● **Written task**:
Each line of the listing that contains the word "credit" is to be copied.

● **Task material**:
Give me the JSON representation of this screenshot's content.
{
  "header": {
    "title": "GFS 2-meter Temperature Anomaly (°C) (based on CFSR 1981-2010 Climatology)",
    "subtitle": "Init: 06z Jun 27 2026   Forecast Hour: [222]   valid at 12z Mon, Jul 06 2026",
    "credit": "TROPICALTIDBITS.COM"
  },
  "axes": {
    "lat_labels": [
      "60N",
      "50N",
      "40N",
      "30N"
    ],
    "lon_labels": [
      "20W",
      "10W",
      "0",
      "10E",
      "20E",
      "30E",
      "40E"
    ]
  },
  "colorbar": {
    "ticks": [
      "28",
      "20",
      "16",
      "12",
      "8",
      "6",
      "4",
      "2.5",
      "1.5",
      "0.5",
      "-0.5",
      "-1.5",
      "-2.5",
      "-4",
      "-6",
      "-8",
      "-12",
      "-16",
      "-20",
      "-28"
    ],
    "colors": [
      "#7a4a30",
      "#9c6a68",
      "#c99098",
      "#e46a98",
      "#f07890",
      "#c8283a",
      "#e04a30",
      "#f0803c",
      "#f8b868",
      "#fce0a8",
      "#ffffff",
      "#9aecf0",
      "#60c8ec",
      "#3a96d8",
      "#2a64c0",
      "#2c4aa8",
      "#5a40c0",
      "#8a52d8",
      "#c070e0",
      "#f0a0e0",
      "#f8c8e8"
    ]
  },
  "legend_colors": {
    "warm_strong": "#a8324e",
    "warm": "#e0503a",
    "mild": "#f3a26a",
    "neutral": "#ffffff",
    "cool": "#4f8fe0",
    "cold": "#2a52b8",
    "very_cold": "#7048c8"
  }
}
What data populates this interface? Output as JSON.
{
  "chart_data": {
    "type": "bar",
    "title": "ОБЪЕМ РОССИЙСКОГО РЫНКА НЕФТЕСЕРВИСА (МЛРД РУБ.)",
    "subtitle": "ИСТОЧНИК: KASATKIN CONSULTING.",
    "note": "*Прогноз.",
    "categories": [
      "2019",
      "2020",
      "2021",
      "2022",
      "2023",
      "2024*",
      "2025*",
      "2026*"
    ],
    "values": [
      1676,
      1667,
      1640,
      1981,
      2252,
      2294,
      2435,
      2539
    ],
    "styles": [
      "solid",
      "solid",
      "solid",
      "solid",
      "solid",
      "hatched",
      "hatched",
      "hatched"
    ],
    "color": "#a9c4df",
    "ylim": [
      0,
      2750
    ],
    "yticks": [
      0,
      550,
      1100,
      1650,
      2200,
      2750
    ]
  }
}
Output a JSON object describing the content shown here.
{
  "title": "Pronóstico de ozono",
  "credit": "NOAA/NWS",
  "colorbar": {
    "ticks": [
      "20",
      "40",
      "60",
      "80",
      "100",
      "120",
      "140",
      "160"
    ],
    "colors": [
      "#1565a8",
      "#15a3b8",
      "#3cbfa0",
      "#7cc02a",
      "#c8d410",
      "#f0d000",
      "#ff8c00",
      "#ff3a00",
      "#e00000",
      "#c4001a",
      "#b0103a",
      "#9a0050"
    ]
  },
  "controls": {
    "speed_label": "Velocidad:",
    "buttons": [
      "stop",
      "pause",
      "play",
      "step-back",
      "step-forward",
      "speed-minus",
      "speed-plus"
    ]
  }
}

● **In response**:
    "credit": "TROPICALTIDBITS.COM"
  "credit": "NOAA/NWS",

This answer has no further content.